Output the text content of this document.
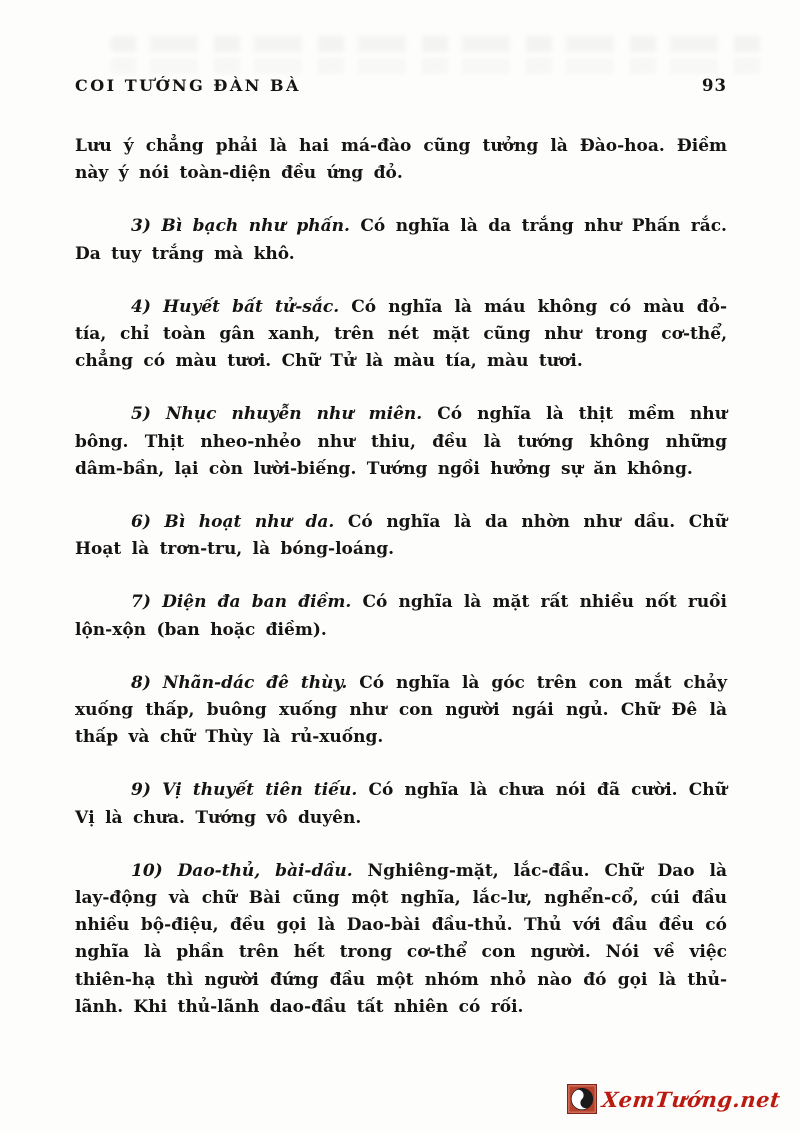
COI TƯỚNG ĐÀN BÀ	93

Lưu ý chẳng phải là hai má-đào cũng tưởng là Đào-hoa. Điềm này ý nói toàn-diện đều ứng đỏ.

3) Bì bạch như phấn. Có nghĩa là da trắng như Phấn rắc. Da tuy trắng mà khô.

4) Huyết bất tử-sắc. Có nghĩa là máu không có màu đỏ-tía, chỉ toàn gân xanh, trên nét mặt cũng như trong cơ-thể, chẳng có màu tươi. Chữ Tử là màu tía, màu tươi.

5) Nhục nhuyễn như miên. Có nghĩa là thịt mềm như bông. Thịt nheo-nhẻo như thiu, đều là tướng không những dâm-bần, lại còn lười-biếng. Tướng ngồi hưởng sự ăn không.

6) Bì hoạt như da. Có nghĩa là da nhờn như dầu. Chữ Hoạt là trơn-tru, là bóng-loáng.

7) Diện đa ban điềm. Có nghĩa là mặt rất nhiều nốt ruồi lộn-xộn (ban hoặc điềm).

8) Nhãn-dác đê thùy. Có nghĩa là góc trên con mắt chảy xuống thấp, buông xuống như con người ngái ngủ. Chữ Đê là thấp và chữ Thùy là rủ-xuống.

9) Vị thuyết tiên tiếu. Có nghĩa là chưa nói đã cười. Chữ Vị là chưa. Tướng vô duyên.

10) Dao-thủ, bài-dầu. Nghiêng-mặt, lắc-đầu. Chữ Dao là lay-động và chữ Bài cũng một nghĩa, lắc-lư, nghển-cổ, cúi đầu nhiều bộ-điệu, đều gọi là Dao-bài đầu-thủ. Thủ với đầu đều có nghĩa là phần trên hết trong cơ-thể con người. Nói về việc thiên-hạ thì người đứng đầu một nhóm nhỏ nào đó gọi là thủ-lãnh. Khi thủ-lãnh dao-đầu tất nhiên có rối.

XemTướng.net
------------------------------------------------------------------------
- **Challenge**: Check each line of the entries for the string "toàn". Copy the lines that have it.

- **Response**:
Lưu ý chẳng phải là hai má-đào cũng tưởng là Đào-hoa. Điềm này ý nói toàn-diện đều ứng đỏ.
4) Huyết bất tử-sắc. Có nghĩa là máu không có màu đỏ-tía, chỉ toàn gân xanh, trên nét mặt cũng như trong cơ-thể, chẳng có màu tươi. Chữ Tử là màu tía, màu tươi.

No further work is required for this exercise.